Every line that holds the string "Wang" is to be identified and copied.

_ _ _ _ _

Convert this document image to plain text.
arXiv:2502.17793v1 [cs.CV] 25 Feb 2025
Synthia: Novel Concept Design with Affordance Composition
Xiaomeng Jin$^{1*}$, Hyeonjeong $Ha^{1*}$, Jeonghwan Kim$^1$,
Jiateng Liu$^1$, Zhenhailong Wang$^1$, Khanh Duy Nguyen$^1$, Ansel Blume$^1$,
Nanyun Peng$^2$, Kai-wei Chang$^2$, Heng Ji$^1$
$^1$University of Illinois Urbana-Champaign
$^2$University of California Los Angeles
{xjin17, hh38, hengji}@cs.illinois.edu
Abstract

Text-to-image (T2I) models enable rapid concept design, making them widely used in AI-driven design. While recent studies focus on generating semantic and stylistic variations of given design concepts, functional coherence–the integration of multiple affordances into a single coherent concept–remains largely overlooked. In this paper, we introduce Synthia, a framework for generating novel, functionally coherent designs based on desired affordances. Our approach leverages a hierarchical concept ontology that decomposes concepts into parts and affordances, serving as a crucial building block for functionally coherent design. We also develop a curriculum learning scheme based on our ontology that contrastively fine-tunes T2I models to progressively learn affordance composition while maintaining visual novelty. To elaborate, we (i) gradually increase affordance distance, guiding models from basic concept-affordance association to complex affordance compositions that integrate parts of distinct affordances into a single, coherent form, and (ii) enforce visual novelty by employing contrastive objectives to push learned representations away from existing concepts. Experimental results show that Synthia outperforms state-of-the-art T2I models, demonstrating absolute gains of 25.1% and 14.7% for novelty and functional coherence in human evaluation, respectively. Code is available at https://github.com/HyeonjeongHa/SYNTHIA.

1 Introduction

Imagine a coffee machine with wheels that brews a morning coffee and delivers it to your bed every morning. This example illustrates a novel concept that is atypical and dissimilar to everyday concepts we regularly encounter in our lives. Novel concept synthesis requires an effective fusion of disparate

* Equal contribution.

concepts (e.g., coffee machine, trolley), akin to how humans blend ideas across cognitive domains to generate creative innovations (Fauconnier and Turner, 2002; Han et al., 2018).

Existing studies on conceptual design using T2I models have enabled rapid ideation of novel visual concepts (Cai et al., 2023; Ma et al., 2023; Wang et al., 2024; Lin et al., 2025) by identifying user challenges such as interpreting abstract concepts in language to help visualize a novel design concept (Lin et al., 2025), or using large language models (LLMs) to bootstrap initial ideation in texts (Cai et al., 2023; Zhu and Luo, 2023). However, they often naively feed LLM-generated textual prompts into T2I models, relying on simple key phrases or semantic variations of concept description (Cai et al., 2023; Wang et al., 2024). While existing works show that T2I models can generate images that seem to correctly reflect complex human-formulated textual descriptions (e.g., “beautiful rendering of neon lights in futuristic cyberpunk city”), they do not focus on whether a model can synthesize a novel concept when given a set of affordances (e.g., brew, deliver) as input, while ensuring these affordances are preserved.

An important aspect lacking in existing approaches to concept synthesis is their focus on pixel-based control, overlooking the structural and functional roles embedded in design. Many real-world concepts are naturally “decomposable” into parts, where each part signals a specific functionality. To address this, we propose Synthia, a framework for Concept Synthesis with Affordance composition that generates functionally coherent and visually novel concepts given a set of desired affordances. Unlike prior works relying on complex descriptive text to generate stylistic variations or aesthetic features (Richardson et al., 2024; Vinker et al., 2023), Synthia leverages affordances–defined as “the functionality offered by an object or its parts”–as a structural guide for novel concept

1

_ _ _ _ _

* _RESULT BELOW_
Jiateng Liu$^1$, Zhenhailong Wang$^1$, Khanh Duy Nguyen$^1$, Ansel Blume$^1$,
Existing studies on conceptual design using T2I models have enabled rapid ideation of novel visual concepts (Cai et al., 2023; Ma et al., 2023; Wang et al., 2024; Lin et al., 2025) by identifying user challenges such as interpreting abstract concepts in language to help visualize a novel design concept (Lin et al., 2025), or using large language models (LLMs) to bootstrap initial ideation in texts (Cai et al., 2023; Zhu and Luo, 2023). However, they often naively feed LLM-generated textual prompts into T2I models, relying on simple key phrases or semantic variations of concept description (Cai et al., 2023; Wang et al., 2024). While existing works show that T2I models can generate images that seem to correctly reflect complex human-formulated textual descriptions (e.g., “beautiful rendering of neon lights in futuristic cyberpunk city”), they do not focus on whether a model can synthesize a novel concept when given a set of affordances (e.g., brew, deliver) as input, while ensuring these affordances are preserved.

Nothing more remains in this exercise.